### [What is expected]
Each entry below is to be transcribed exactly.

▬▬▬▬▬▬▬▬▬▬

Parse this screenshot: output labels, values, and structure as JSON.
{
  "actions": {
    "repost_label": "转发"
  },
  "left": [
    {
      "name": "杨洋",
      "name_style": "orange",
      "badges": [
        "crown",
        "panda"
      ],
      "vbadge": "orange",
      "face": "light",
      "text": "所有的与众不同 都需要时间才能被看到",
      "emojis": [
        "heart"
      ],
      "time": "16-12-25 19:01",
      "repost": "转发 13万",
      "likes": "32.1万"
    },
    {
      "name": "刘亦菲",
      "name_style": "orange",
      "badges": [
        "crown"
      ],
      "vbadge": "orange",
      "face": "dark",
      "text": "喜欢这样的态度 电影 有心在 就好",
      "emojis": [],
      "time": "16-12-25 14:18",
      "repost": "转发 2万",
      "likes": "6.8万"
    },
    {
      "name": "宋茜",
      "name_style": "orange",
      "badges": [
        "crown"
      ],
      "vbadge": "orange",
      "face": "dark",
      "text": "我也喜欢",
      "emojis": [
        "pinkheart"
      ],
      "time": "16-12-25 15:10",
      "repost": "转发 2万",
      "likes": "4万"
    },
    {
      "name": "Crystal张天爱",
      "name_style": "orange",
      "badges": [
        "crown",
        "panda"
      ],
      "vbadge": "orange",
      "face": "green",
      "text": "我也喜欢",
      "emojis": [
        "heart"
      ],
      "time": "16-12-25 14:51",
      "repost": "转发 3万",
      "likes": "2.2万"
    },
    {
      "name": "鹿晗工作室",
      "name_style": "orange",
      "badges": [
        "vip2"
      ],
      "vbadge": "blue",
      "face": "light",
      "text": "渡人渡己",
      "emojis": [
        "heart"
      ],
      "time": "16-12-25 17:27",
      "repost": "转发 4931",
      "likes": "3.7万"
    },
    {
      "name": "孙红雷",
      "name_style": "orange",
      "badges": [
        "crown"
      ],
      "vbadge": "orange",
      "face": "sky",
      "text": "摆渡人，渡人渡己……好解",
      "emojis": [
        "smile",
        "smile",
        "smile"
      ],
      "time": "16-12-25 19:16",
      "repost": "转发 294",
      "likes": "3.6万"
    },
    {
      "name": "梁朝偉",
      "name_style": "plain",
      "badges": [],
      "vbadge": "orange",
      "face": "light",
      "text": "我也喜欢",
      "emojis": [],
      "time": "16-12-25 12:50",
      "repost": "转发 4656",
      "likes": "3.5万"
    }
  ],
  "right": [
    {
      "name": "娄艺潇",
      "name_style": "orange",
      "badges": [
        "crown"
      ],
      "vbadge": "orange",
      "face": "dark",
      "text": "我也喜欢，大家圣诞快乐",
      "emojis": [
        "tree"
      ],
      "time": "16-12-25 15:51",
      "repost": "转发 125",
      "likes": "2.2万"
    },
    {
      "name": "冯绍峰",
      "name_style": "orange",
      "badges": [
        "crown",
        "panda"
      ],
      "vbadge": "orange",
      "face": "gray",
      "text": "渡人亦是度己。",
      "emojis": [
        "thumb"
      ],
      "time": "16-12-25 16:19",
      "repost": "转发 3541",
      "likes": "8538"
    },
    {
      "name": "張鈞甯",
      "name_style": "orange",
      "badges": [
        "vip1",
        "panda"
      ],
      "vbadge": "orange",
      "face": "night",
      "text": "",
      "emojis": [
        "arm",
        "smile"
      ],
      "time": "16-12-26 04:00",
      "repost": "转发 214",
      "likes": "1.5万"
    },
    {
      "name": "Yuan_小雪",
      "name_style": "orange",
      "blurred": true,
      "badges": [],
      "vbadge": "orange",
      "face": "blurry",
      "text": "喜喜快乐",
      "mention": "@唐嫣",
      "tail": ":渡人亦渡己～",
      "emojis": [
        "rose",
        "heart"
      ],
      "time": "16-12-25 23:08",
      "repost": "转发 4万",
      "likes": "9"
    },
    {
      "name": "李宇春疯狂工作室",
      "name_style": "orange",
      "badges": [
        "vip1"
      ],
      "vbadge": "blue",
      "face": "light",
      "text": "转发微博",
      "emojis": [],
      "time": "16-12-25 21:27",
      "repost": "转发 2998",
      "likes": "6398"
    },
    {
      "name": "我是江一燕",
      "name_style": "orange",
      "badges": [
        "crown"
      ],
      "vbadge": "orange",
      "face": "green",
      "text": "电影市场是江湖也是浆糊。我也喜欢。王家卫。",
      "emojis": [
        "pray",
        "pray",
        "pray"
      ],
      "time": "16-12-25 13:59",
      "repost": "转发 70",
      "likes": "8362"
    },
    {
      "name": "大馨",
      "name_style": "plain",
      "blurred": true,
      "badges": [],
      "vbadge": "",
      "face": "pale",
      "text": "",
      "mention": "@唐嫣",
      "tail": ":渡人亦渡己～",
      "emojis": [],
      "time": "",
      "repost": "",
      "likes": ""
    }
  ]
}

▬▬▬▬▬▬▬▬▬▬

### [Response]
Parse this screenshot: output labels, values, and structure as JSON.
{
  "actions": {
    "repost_label": "转发"
  },
  "left": [
    {
      "name": "杨洋",
      "name_style": "orange",
      "badges": [
        "crown",
        "panda"
      ],
      "vbadge": "orange",
      "face": "light",
      "text": "所有的与众不同 都需要时间才能被看到",
      "emojis": [
        "heart"
      ],
      "time": "16-12-25 19:01",
      "repost": "转发 13万",
      "likes": "32.1万"
    },
    {
      "name": "刘亦菲",
      "name_style": "orange",
      "badges": [
        "crown"
      ],
      "vbadge": "orange",
      "face": "dark",
      "text": "喜欢这样的态度 电影 有心在 就好",
      "emojis": [],
      "time": "16-12-25 14:18",
      "repost": "转发 2万",
      "likes": "6.8万"
    },
    {
      "name": "宋茜",
      "name_style": "orange",
      "badges": [
        "crown"
      ],
      "vbadge": "orange",
      "face": "dark",
      "text": "我也喜欢",
      "emojis": [
        "pinkheart"
      ],
      "time": "16-12-25 15:10",
      "repost": "转发 2万",
      "likes": "4万"
    },
    {
      "name": "Crystal张天爱",
      "name_style": "orange",
      "badges": [
        "crown",
        "panda"
      ],
      "vbadge": "orange",
      "face": "green",
      "text": "我也喜欢",
      "emojis": [
        "heart"
      ],
      "time": "16-12-25 14:51",
      "repost": "转发 3万",
      "likes": "2.2万"
    },
    {
      "name": "鹿晗工作室",
      "name_style": "orange",
      "badges": [
        "vip2"
      ],
      "vbadge": "blue",
      "face": "light",
      "text": "渡人渡己",
      "emojis": [
        "heart"
      ],
      "time": "16-12-25 17:27",
      "repost": "转发 4931",
      "likes": "3.7万"
    },
    {
      "name": "孙红雷",
      "name_style": "orange",
      "badges": [
        "crown"
      ],
      "vbadge": "orange",
      "face": "sky",
      "text": "摆渡人，渡人渡己……好解",
      "emojis": [
        "smile",
        "smile",
        "smile"
      ],
      "time": "16-12-25 19:16",
      "repost": "转发 294",
      "likes": "3.6万"
    },
    {
      "name": "梁朝偉",
      "name_style": "plain",
      "badges": [],
      "vbadge": "orange",
      "face": "light",
      "text": "我也喜欢",
      "emojis": [],
      "time": "16-12-25 12:50",
      "repost": "转发 4656",
      "likes": "3.5万"
    }
  ],
  "right": [
    {
      "name": "娄艺潇",
      "name_style": "orange",
      "badges": [
        "crown"
      ],
      "vbadge": "orange",
      "face": "dark",
      "text": "我也喜欢，大家圣诞快乐",
      "emojis": [
        "tree"
      ],
      "time": "16-12-25 15:51",
      "repost": "转发 125",
      "likes": "2.2万"
    },
    {
      "name": "冯绍峰",
      "name_style": "orange",
      "badges": [
        "crown",
        "panda"
      ],
      "vbadge": "orange",
      "face": "gray",
      "text": "渡人亦是度己。",
      "emojis": [
        "thumb"
      ],
      "time": "16-12-25 16:19",
      "repost": "转发 3541",
      "likes": "8538"
    },
    {
      "name": "張鈞甯",
      "name_style": "orange",
      "badges": [
        "vip1",
        "panda"
      ],
      "vbadge": "orange",
      "face": "night",
      "text": "",
      "emojis": [
        "arm",
        "smile"
      ],
      "time": "16-12-26 04:00",
      "repost": "转发 214",
      "likes": "1.5万"
    },
    {
      "name": "Yuan_小雪",
      "name_style": "orange",
      "blurred": true,
      "badges": [],
      "vbadge": "orange",
      "face": "blurry",
      "text": "喜喜快乐",
      "mention": "@唐嫣",
      "tail": ":渡人亦渡己～",
      "emojis": [
        "rose",
        "heart"
      ],
      "time": "16-12-25 23:08",
      "repost": "转发 4万",
      "likes": "9"
    },
    {
      "name": "李宇春疯狂工作室",
      "name_style": "orange",
      "badges": [
        "vip1"
      ],
      "vbadge": "blue",
      "face": "light",
      "text": "转发微博",
      "emojis": [],
      "time": "16-12-25 21:27",
      "repost": "转发 2998",
      "likes": "6398"
    },
    {
      "name": "我是江一燕",
      "name_style": "orange",
      "badges": [
        "crown"
      ],
      "vbadge": "orange",
      "face": "green",
      "text": "电影市场是江湖也是浆糊。我也喜欢。王家卫。",
      "emojis": [
        "pray",
        "pray",
        "pray"
      ],
      "time": "16-12-25 13:59",
      "repost": "转发 70",
      "likes": "8362"
    },
    {
      "name": "大馨",
      "name_style": "plain",
      "blurred": true,
      "badges": [],
      "vbadge": "",
      "face": "pale",
      "text": "",
      "mention": "@唐嫣",
      "tail": ":渡人亦渡己～",
      "emojis": [],
      "time": "",
      "repost": "",
      "likes": ""
    }
  ]
}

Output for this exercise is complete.